> [Text shown]:
How Well Do Swivels Reduce Twist?

Posted by Darrell Nicholson with Jonathan Neeves at 05:43PM - Comments: (8)

 

In the upcoming March issue of Practical Sailor, PS testers dig into anchoring accessories, among the items we look at is new stainless-steel anchor swivel from Mantus. We know the theory behind using an anchor swivel: The swivel releases any twists in the chain when an anchored boat swings through 360 degrees or more. Still, as I've addressed in previous blog posts, we question the logic of using one. Our skepticism is supported by our own experience, previous testing, and input from long-term cruisers, but we also wanted to devise a test to investigate chain twisting.

We took 30 feet of 5/16-inch chain and freely suspended it roughly horizontal between two secure points. We tensioned the chain to about 90 pounds of load. We had a swivel at both ends; the top swivel was a standard cheap swivel that allowed us to manually twist the chain. At the anchor end, we tried two different name-brand swivels, the Mantus swivel (for sizes 5/16-inch to 3/8-inch chain) and a 5/16-inch, galvanized Acco swivel.

Working from the top, we twisted the chain to find out how many twists in produced enough torque to allow the attached Mantus or Acco swivel to release the turns.

The results were surprising. The Acco galvanized swivel took eight complete twists in the chain before it started to turn, and the Mantus swivel took 6.5 turns. Given that typically skippers might be deploying three times the amount of chain we tested with, it is obvious that several more turns—possibly three times as many—would be required for the bottom swivel to make any difference.

In order to transmit torque onto the swivel, the chain will need to free of the seabed, requiring more load (about 160 pounds for 100 feet of 5/16-inch chain in 20 feet of water), and the torque required to release twists will be higher than in our simple test.

In our view, it is unlikely that the swivel will reduce anything but a large number of twists, and these twists could be removed more safely and easily by slowing down the retrieval once the anchor clears the bottom. A slower retrieval also prevents the hydrodynamic force on an unbalanced anchor that might cause it to spin. In fact, anchor spin upon retrieval with a high-speed windlass is probably the most likely cause of twist, and is often mistakenly attributed to the windlass itself. Ironically, if your anchor rotates in a beneficial direction as it comes up, the swivel might actually prevent the anchor’s rotations from untwisting the chain.

If your anchor chain is twisted to the point that it is forming hockles or causing it to jump from the windlass, you will want to deploy all the chain, untwist it manually, and load it back into the locker. You can do this ashore (and mark your chain lengths at the same time, if needed), but it is often easier in deep water.

Unless you are retrieving the anchor so fast that it spins like a whirl-a-gig, or the tide and wind is spinning you around like a barber pole, you should not have to untangle it again for months or more. 

 

Jonathan Neeves
Jonathan Neeves

Even under light loads, and no friction from the bottom, it took several rotations of chain before the bottom swivel began to turn in our test.

Comments (8)

I purchased a Mantus swivel this fall for several design reasons but the main purpose was to help in retrieval.
My previous anchor was a Manson Supreme that insisted on arriving at the roller backwords. Turning it with a boat hook was pretty difficult even with the Kong swivel.

> [Exercise prompt]:
From the anchor swivel post above, copy out word for word the stretch starting with "Unless you are" and going on through "in our test.".

> [Data entries]:
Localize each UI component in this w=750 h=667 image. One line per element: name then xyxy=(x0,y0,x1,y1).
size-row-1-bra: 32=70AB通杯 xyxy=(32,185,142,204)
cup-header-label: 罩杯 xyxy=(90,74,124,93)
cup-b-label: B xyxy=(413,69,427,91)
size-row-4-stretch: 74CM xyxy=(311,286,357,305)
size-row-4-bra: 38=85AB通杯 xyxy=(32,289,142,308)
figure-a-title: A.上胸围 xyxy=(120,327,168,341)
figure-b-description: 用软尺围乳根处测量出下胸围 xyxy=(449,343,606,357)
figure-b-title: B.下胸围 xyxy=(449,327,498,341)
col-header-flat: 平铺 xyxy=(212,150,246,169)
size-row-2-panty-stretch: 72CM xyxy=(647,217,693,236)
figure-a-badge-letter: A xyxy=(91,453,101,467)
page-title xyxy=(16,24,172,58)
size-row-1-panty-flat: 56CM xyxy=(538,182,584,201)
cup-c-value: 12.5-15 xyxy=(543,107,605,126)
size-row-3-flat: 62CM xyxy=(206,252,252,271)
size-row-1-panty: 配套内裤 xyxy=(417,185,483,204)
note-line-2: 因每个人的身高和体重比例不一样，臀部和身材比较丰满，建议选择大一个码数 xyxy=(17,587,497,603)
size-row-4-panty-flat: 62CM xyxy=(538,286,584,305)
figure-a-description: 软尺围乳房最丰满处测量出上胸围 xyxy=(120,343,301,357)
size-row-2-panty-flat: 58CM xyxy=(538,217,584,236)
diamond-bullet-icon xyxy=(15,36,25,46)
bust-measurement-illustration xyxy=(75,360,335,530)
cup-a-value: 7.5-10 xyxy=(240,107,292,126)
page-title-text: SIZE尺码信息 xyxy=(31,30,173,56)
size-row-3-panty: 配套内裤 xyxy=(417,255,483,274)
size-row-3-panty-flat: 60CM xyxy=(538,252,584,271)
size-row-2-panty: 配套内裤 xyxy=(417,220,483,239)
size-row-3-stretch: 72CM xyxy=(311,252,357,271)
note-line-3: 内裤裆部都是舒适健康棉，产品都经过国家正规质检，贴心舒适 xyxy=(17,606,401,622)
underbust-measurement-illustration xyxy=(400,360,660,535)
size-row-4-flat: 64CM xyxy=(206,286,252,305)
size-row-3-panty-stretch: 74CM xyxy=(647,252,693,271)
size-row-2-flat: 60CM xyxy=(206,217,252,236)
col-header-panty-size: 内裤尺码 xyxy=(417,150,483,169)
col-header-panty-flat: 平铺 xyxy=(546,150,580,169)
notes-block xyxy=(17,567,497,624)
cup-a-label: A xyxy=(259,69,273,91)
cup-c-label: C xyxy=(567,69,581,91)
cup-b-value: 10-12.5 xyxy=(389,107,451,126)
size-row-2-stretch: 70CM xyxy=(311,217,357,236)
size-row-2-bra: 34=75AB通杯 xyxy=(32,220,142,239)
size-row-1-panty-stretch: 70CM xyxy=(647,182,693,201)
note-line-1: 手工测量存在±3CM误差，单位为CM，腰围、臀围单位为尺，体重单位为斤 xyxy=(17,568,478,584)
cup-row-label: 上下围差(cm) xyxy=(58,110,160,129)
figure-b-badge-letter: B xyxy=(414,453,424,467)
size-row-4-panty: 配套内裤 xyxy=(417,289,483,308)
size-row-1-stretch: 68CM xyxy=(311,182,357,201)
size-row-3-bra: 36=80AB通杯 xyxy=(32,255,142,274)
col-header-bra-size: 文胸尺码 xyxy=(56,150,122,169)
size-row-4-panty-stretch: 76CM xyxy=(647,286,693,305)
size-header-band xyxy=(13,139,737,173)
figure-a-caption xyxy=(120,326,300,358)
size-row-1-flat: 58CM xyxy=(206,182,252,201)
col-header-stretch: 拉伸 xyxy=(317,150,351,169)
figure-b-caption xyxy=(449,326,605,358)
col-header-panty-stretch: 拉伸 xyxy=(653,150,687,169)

> [Final result]:
Unless you are retrieving the anchor so fast that it spins like a whirl-a-gig, or the tide and wind is spinning you around like a barber pole, you should not have to untangle it again for months or more. 

 

Jonathan Neeves
Jonathan Neeves

Even under light loads, and no friction from the bottom, it took several rotations of chain before the bottom swivel began to turn in our test.